Retype the data below without altering anything.

#### [THE DATA]

· · · ·

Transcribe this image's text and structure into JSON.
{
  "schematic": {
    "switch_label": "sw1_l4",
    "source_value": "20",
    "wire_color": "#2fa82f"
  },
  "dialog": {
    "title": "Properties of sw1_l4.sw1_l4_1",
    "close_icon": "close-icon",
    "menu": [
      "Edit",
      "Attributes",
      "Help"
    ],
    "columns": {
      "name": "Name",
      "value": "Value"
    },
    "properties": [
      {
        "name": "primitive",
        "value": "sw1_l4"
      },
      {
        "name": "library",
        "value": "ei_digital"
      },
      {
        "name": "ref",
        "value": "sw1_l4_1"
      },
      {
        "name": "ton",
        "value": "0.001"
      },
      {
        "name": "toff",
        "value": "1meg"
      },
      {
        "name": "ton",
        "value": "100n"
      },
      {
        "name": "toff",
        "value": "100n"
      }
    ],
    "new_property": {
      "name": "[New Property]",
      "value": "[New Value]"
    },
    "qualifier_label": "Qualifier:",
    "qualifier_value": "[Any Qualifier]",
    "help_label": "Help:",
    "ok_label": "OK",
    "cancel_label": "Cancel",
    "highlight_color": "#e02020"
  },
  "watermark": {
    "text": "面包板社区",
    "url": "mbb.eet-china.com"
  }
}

· · · ·

#### [PROBLEM SOLUTION]
Transcribe this image's text and structure into JSON.
{
  "schematic": {
    "switch_label": "sw1_l4",
    "source_value": "20",
    "wire_color": "#2fa82f"
  },
  "dialog": {
    "title": "Properties of sw1_l4.sw1_l4_1",
    "close_icon": "close-icon",
    "menu": [
      "Edit",
      "Attributes",
      "Help"
    ],
    "columns": {
      "name": "Name",
      "value": "Value"
    },
    "properties": [
      {
        "name": "primitive",
        "value": "sw1_l4"
      },
      {
        "name": "library",
        "value": "ei_digital"
      },
      {
        "name": "ref",
        "value": "sw1_l4_1"
      },
      {
        "name": "ton",
        "value": "0.001"
      },
      {
        "name": "toff",
        "value": "1meg"
      },
      {
        "name": "ton",
        "value": "100n"
      },
      {
        "name": "toff",
        "value": "100n"
      }
    ],
    "new_property": {
      "name": "[New Property]",
      "value": "[New Value]"
    },
    "qualifier_label": "Qualifier:",
    "qualifier_value": "[Any Qualifier]",
    "help_label": "Help:",
    "ok_label": "OK",
    "cancel_label": "Cancel",
    "highlight_color": "#e02020"
  },
  "watermark": {
    "text": "面包板社区",
    "url": "mbb.eet-china.com"
  }
}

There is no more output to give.